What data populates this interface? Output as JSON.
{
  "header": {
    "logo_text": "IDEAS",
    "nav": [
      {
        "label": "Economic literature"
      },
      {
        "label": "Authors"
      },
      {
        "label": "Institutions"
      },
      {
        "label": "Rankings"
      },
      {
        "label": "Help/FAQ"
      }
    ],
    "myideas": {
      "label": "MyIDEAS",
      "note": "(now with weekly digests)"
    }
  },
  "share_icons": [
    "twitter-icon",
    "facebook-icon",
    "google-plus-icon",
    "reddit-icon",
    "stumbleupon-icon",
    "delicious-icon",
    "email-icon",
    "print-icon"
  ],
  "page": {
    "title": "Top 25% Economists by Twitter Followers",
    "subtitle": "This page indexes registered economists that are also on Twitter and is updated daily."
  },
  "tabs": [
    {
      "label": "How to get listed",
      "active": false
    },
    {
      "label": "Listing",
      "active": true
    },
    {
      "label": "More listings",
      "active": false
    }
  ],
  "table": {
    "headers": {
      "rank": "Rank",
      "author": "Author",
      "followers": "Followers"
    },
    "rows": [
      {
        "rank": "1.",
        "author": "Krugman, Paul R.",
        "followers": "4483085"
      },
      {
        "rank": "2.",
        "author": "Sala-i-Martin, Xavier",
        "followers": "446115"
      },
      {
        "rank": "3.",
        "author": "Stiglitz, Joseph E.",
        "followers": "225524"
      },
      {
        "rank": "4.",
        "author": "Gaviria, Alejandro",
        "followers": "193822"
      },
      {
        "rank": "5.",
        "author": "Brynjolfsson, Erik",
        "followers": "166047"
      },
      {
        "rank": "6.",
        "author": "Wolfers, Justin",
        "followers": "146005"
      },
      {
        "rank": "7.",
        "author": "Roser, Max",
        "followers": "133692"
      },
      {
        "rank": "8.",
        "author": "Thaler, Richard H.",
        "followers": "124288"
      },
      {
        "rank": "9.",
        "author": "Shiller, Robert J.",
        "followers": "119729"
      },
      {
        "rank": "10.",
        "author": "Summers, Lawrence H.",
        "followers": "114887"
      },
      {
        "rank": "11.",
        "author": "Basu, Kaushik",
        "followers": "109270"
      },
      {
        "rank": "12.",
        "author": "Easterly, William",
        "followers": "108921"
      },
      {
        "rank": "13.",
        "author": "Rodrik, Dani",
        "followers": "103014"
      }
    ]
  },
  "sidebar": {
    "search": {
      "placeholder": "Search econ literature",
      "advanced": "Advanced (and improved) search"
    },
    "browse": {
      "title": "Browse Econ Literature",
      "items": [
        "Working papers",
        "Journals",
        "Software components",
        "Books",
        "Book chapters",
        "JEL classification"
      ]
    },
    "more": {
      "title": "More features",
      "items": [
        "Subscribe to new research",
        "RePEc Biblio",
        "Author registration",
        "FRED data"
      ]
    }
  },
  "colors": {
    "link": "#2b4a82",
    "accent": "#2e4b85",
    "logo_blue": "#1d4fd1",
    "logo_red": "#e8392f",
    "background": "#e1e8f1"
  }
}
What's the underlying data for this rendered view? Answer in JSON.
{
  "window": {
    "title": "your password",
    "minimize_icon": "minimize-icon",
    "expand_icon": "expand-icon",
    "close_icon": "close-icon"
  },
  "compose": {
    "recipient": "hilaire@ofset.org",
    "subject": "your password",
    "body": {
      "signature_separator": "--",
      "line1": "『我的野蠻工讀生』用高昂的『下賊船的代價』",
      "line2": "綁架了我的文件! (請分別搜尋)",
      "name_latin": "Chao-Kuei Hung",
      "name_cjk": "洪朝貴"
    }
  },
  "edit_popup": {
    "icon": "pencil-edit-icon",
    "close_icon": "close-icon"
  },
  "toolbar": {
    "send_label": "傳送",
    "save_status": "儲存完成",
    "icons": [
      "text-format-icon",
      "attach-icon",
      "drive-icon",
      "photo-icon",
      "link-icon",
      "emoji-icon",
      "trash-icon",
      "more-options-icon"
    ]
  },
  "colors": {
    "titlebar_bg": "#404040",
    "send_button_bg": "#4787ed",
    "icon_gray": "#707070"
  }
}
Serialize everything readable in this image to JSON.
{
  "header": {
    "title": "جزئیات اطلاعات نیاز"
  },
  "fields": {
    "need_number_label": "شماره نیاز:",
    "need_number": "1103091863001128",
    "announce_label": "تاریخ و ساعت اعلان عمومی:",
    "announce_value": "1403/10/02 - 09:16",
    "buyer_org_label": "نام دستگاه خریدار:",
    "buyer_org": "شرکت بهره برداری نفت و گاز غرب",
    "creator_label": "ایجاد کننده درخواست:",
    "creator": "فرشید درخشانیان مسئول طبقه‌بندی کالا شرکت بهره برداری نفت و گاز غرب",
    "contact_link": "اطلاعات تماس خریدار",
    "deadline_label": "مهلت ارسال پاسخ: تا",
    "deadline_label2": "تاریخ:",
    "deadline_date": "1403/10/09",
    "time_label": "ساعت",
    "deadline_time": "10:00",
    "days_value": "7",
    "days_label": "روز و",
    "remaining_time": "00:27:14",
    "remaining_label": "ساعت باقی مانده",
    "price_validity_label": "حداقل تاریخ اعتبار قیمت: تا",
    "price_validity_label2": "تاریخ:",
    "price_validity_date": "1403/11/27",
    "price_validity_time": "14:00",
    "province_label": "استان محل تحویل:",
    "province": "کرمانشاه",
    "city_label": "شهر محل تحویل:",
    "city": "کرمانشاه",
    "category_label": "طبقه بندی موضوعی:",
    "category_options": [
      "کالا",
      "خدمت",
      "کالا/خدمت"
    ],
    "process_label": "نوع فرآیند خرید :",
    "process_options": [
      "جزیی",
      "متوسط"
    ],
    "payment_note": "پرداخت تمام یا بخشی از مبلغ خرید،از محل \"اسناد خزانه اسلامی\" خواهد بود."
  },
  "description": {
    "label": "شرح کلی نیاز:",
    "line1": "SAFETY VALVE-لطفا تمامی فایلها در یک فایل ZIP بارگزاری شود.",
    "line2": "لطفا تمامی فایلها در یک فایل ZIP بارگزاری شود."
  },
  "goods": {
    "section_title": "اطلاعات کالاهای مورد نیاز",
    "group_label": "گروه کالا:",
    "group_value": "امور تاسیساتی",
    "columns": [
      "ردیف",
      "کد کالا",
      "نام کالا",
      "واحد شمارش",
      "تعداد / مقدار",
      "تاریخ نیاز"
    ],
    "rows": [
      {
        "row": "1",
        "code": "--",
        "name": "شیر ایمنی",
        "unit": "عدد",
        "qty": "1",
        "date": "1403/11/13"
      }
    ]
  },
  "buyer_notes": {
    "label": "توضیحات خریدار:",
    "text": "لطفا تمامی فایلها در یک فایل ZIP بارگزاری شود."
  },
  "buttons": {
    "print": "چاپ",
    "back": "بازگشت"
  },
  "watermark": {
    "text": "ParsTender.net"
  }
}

***

_What you should do:_ Print out every entry, keeping each one exact.

_Reply:_
What data populates this interface? Output as JSON.
{
  "header": {
    "logo_text": "IDEAS",
    "nav": [
      {
        "label": "Economic literature"
      },
      {
        "label": "Authors"
      },
      {
        "label": "Institutions"
      },
      {
        "label": "Rankings"
      },
      {
        "label": "Help/FAQ"
      }
    ],
    "myideas": {
      "label": "MyIDEAS",
      "note": "(now with weekly digests)"
    }
  },
  "share_icons": [
    "twitter-icon",
    "facebook-icon",
    "google-plus-icon",
    "reddit-icon",
    "stumbleupon-icon",
    "delicious-icon",
    "email-icon",
    "print-icon"
  ],
  "page": {
    "title": "Top 25% Economists by Twitter Followers",
    "subtitle": "This page indexes registered economists that are also on Twitter and is updated daily."
  },
  "tabs": [
    {
      "label": "How to get listed",
      "active": false
    },
    {
      "label": "Listing",
      "active": true
    },
    {
      "label": "More listings",
      "active": false
    }
  ],
  "table": {
    "headers": {
      "rank": "Rank",
      "author": "Author",
      "followers": "Followers"
    },
    "rows": [
      {
        "rank": "1.",
        "author": "Krugman, Paul R.",
        "followers": "4483085"
      },
      {
        "rank": "2.",
        "author": "Sala-i-Martin, Xavier",
        "followers": "446115"
      },
      {
        "rank": "3.",
        "author": "Stiglitz, Joseph E.",
        "followers": "225524"
      },
      {
        "rank": "4.",
        "author": "Gaviria, Alejandro",
        "followers": "193822"
      },
      {
        "rank": "5.",
        "author": "Brynjolfsson, Erik",
        "followers": "166047"
      },
      {
        "rank": "6.",
        "author": "Wolfers, Justin",
        "followers": "146005"
      },
      {
        "rank": "7.",
        "author": "Roser, Max",
        "followers": "133692"
      },
      {
        "rank": "8.",
        "author": "Thaler, Richard H.",
        "followers": "124288"
      },
      {
        "rank": "9.",
        "author": "Shiller, Robert J.",
        "followers": "119729"
      },
      {
        "rank": "10.",
        "author": "Summers, Lawrence H.",
        "followers": "114887"
      },
      {
        "rank": "11.",
        "author": "Basu, Kaushik",
        "followers": "109270"
      },
      {
        "rank": "12.",
        "author": "Easterly, William",
        "followers": "108921"
      },
      {
        "rank": "13.",
        "author": "Rodrik, Dani",
        "followers": "103014"
      }
    ]
  },
  "sidebar": {
    "search": {
      "placeholder": "Search econ literature",
      "advanced": "Advanced (and improved) search"
    },
    "browse": {
      "title": "Browse Econ Literature",
      "items": [
        "Working papers",
        "Journals",
        "Software components",
        "Books",
        "Book chapters",
        "JEL classification"
      ]
    },
    "more": {
      "title": "More features",
      "items": [
        "Subscribe to new research",
        "RePEc Biblio",
        "Author registration",
        "FRED data"
      ]
    }
  },
  "colors": {
    "link": "#2b4a82",
    "accent": "#2e4b85",
    "logo_blue": "#1d4fd1",
    "logo_red": "#e8392f",
    "background": "#e1e8f1"
  }
}
What's the underlying data for this rendered view? Answer in JSON.
{
  "window": {
    "title": "your password",
    "minimize_icon": "minimize-icon",
    "expand_icon": "expand-icon",
    "close_icon": "close-icon"
  },
  "compose": {
    "recipient": "hilaire@ofset.org",
    "subject": "your password",
    "body": {
      "signature_separator": "--",
      "line1": "『我的野蠻工讀生』用高昂的『下賊船的代價』",
      "line2": "綁架了我的文件! (請分別搜尋)",
      "name_latin": "Chao-Kuei Hung",
      "name_cjk": "洪朝貴"
    }
  },
  "edit_popup": {
    "icon": "pencil-edit-icon",
    "close_icon": "close-icon"
  },
  "toolbar": {
    "send_label": "傳送",
    "save_status": "儲存完成",
    "icons": [
      "text-format-icon",
      "attach-icon",
      "drive-icon",
      "photo-icon",
      "link-icon",
      "emoji-icon",
      "trash-icon",
      "more-options-icon"
    ]
  },
  "colors": {
    "titlebar_bg": "#404040",
    "send_button_bg": "#4787ed",
    "icon_gray": "#707070"
  }
}
Serialize everything readable in this image to JSON.
{
  "header": {
    "title": "جزئیات اطلاعات نیاز"
  },
  "fields": {
    "need_number_label": "شماره نیاز:",
    "need_number": "1103091863001128",
    "announce_label": "تاریخ و ساعت اعلان عمومی:",
    "announce_value": "1403/10/02 - 09:16",
    "buyer_org_label": "نام دستگاه خریدار:",
    "buyer_org": "شرکت بهره برداری نفت و گاز غرب",
    "creator_label": "ایجاد کننده درخواست:",
    "creator": "فرشید درخشانیان مسئول طبقه‌بندی کالا شرکت بهره برداری نفت و گاز غرب",
    "contact_link": "اطلاعات تماس خریدار",
    "deadline_label": "مهلت ارسال پاسخ: تا",
    "deadline_label2": "تاریخ:",
    "deadline_date": "1403/10/09",
    "time_label": "ساعت",
    "deadline_time": "10:00",
    "days_value": "7",
    "days_label": "روز و",
    "remaining_time": "00:27:14",
    "remaining_label": "ساعت باقی مانده",
    "price_validity_label": "حداقل تاریخ اعتبار قیمت: تا",
    "price_validity_label2": "تاریخ:",
    "price_validity_date": "1403/11/27",
    "price_validity_time": "14:00",
    "province_label": "استان محل تحویل:",
    "province": "کرمانشاه",
    "city_label": "شهر محل تحویل:",
    "city": "کرمانشاه",
    "category_label": "طبقه بندی موضوعی:",
    "category_options": [
      "کالا",
      "خدمت",
      "کالا/خدمت"
    ],
    "process_label": "نوع فرآیند خرید :",
    "process_options": [
      "جزیی",
      "متوسط"
    ],
    "payment_note": "پرداخت تمام یا بخشی از مبلغ خرید،از محل \"اسناد خزانه اسلامی\" خواهد بود."
  },
  "description": {
    "label": "شرح کلی نیاز:",
    "line1": "SAFETY VALVE-لطفا تمامی فایلها در یک فایل ZIP بارگزاری شود.",
    "line2": "لطفا تمامی فایلها در یک فایل ZIP بارگزاری شود."
  },
  "goods": {
    "section_title": "اطلاعات کالاهای مورد نیاز",
    "group_label": "گروه کالا:",
    "group_value": "امور تاسیساتی",
    "columns": [
      "ردیف",
      "کد کالا",
      "نام کالا",
      "واحد شمارش",
      "تعداد / مقدار",
      "تاریخ نیاز"
    ],
    "rows": [
      {
        "row": "1",
        "code": "--",
        "name": "شیر ایمنی",
        "unit": "عدد",
        "qty": "1",
        "date": "1403/11/13"
      }
    ]
  },
  "buyer_notes": {
    "label": "توضیحات خریدار:",
    "text": "لطفا تمامی فایلها در یک فایل ZIP بارگزاری شود."
  },
  "buttons": {
    "print": "چاپ",
    "back": "بازگشت"
  },
  "watermark": {
    "text": "ParsTender.net"
  }
}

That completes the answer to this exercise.